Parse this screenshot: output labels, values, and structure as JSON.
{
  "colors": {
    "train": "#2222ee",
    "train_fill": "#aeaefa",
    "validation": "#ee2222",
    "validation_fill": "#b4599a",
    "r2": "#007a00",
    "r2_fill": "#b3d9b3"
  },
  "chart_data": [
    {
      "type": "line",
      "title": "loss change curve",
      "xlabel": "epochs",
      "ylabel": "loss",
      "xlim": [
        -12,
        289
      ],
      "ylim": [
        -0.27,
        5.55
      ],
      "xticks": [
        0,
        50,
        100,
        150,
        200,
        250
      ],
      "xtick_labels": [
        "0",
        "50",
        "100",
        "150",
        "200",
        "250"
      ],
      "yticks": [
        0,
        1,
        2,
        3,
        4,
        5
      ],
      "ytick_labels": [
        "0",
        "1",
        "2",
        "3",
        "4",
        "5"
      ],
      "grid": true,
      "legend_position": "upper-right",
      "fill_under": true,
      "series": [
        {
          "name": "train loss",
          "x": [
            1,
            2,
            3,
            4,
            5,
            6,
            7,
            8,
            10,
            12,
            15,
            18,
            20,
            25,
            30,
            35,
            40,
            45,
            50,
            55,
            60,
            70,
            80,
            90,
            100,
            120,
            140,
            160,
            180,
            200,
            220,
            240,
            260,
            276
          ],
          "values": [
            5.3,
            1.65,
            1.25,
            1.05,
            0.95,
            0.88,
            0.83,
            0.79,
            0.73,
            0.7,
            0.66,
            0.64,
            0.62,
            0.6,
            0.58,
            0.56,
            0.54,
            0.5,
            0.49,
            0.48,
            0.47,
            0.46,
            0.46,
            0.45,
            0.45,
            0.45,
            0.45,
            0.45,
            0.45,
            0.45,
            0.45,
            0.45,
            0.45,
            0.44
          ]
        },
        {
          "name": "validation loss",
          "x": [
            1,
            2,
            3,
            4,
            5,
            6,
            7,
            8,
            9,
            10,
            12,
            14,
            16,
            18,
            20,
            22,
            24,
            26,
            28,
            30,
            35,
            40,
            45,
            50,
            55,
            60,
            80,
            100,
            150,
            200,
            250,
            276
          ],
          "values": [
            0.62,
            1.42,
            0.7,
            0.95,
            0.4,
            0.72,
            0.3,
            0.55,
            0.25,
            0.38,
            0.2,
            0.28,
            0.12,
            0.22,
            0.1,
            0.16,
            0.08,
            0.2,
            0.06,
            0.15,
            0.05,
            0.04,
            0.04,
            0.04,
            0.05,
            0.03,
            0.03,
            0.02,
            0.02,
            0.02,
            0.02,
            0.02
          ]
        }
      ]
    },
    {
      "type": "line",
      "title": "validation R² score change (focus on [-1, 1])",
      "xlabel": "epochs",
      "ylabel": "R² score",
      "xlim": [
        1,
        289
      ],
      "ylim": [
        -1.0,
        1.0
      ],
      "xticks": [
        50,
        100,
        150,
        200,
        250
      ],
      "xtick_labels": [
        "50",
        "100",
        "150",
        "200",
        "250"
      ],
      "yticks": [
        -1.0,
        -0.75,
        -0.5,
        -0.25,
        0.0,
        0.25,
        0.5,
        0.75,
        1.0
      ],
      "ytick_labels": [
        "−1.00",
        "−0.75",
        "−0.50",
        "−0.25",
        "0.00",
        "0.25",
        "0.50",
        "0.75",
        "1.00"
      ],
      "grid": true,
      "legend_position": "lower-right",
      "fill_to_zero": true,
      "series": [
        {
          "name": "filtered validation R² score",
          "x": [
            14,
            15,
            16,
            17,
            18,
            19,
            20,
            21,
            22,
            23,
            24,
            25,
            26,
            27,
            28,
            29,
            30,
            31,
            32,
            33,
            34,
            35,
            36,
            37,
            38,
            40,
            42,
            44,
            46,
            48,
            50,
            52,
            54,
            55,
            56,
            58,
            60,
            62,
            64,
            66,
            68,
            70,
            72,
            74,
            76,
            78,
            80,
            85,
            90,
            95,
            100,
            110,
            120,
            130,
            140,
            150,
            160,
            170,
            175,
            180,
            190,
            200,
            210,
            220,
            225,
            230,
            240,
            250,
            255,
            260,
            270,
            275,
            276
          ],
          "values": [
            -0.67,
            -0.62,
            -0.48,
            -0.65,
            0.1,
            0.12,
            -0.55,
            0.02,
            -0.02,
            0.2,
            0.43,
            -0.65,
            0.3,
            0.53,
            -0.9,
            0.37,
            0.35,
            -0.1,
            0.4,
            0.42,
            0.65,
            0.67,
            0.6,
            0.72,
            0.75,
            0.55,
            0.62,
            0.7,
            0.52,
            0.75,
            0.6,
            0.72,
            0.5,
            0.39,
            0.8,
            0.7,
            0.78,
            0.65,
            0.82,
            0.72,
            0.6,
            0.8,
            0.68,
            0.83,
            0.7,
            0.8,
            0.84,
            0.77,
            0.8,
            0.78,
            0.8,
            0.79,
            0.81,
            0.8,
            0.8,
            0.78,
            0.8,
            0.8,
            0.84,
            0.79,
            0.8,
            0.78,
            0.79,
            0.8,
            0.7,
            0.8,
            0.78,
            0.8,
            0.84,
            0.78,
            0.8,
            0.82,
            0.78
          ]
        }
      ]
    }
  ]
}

━━━━━━━━━━

__Given task__.
Reproduce each record exactly, leaving nothing out.

__Finished answer__.
Parse this screenshot: output labels, values, and structure as JSON.
{
  "colors": {
    "train": "#2222ee",
    "train_fill": "#aeaefa",
    "validation": "#ee2222",
    "validation_fill": "#b4599a",
    "r2": "#007a00",
    "r2_fill": "#b3d9b3"
  },
  "chart_data": [
    {
      "type": "line",
      "title": "loss change curve",
      "xlabel": "epochs",
      "ylabel": "loss",
      "xlim": [
        -12,
        289
      ],
      "ylim": [
        -0.27,
        5.55
      ],
      "xticks": [
        0,
        50,
        100,
        150,
        200,
        250
      ],
      "xtick_labels": [
        "0",
        "50",
        "100",
        "150",
        "200",
        "250"
      ],
      "yticks": [
        0,
        1,
        2,
        3,
        4,
        5
      ],
      "ytick_labels": [
        "0",
        "1",
        "2",
        "3",
        "4",
        "5"
      ],
      "grid": true,
      "legend_position": "upper-right",
      "fill_under": true,
      "series": [
        {
          "name": "train loss",
          "x": [
            1,
            2,
            3,
            4,
            5,
            6,
            7,
            8,
            10,
            12,
            15,
            18,
            20,
            25,
            30,
            35,
            40,
            45,
            50,
            55,
            60,
            70,
            80,
            90,
            100,
            120,
            140,
            160,
            180,
            200,
            220,
            240,
            260,
            276
          ],
          "values": [
            5.3,
            1.65,
            1.25,
            1.05,
            0.95,
            0.88,
            0.83,
            0.79,
            0.73,
            0.7,
            0.66,
            0.64,
            0.62,
            0.6,
            0.58,
            0.56,
            0.54,
            0.5,
            0.49,
            0.48,
            0.47,
            0.46,
            0.46,
            0.45,
            0.45,
            0.45,
            0.45,
            0.45,
            0.45,
            0.45,
            0.45,
            0.45,
            0.45,
            0.44
          ]
        },
        {
          "name": "validation loss",
          "x": [
            1,
            2,
            3,
            4,
            5,
            6,
            7,
            8,
            9,
            10,
            12,
            14,
            16,
            18,
            20,
            22,
            24,
            26,
            28,
            30,
            35,
            40,
            45,
            50,
            55,
            60,
            80,
            100,
            150,
            200,
            250,
            276
          ],
          "values": [
            0.62,
            1.42,
            0.7,
            0.95,
            0.4,
            0.72,
            0.3,
            0.55,
            0.25,
            0.38,
            0.2,
            0.28,
            0.12,
            0.22,
            0.1,
            0.16,
            0.08,
            0.2,
            0.06,
            0.15,
            0.05,
            0.04,
            0.04,
            0.04,
            0.05,
            0.03,
            0.03,
            0.02,
            0.02,
            0.02,
            0.02,
            0.02
          ]
        }
      ]
    },
    {
      "type": "line",
      "title": "validation R² score change (focus on [-1, 1])",
      "xlabel": "epochs",
      "ylabel": "R² score",
      "xlim": [
        1,
        289
      ],
      "ylim": [
        -1.0,
        1.0
      ],
      "xticks": [
        50,
        100,
        150,
        200,
        250
      ],
      "xtick_labels": [
        "50",
        "100",
        "150",
        "200",
        "250"
      ],
      "yticks": [
        -1.0,
        -0.75,
        -0.5,
        -0.25,
        0.0,
        0.25,
        0.5,
        0.75,
        1.0
      ],
      "ytick_labels": [
        "−1.00",
        "−0.75",
        "−0.50",
        "−0.25",
        "0.00",
        "0.25",
        "0.50",
        "0.75",
        "1.00"
      ],
      "grid": true,
      "legend_position": "lower-right",
      "fill_to_zero": true,
      "series": [
        {
          "name": "filtered validation R² score",
          "x": [
            14,
            15,
            16,
            17,
            18,
            19,
            20,
            21,
            22,
            23,
            24,
            25,
            26,
            27,
            28,
            29,
            30,
            31,
            32,
            33,
            34,
            35,
            36,
            37,
            38,
            40,
            42,
            44,
            46,
            48,
            50,
            52,
            54,
            55,
            56,
            58,
            60,
            62,
            64,
            66,
            68,
            70,
            72,
            74,
            76,
            78,
            80,
            85,
            90,
            95,
            100,
            110,
            120,
            130,
            140,
            150,
            160,
            170,
            175,
            180,
            190,
            200,
            210,
            220,
            225,
            230,
            240,
            250,
            255,
            260,
            270,
            275,
            276
          ],
          "values": [
            -0.67,
            -0.62,
            -0.48,
            -0.65,
            0.1,
            0.12,
            -0.55,
            0.02,
            -0.02,
            0.2,
            0.43,
            -0.65,
            0.3,
            0.53,
            -0.9,
            0.37,
            0.35,
            -0.1,
            0.4,
            0.42,
            0.65,
            0.67,
            0.6,
            0.72,
            0.75,
            0.55,
            0.62,
            0.7,
            0.52,
            0.75,
            0.6,
            0.72,
            0.5,
            0.39,
            0.8,
            0.7,
            0.78,
            0.65,
            0.82,
            0.72,
            0.6,
            0.8,
            0.68,
            0.83,
            0.7,
            0.8,
            0.84,
            0.77,
            0.8,
            0.78,
            0.8,
            0.79,
            0.81,
            0.8,
            0.8,
            0.78,
            0.8,
            0.8,
            0.84,
            0.79,
            0.8,
            0.78,
            0.79,
            0.8,
            0.7,
            0.8,
            0.78,
            0.8,
            0.84,
            0.78,
            0.8,
            0.82,
            0.78
          ]
        }
      ]
    }
  ]
}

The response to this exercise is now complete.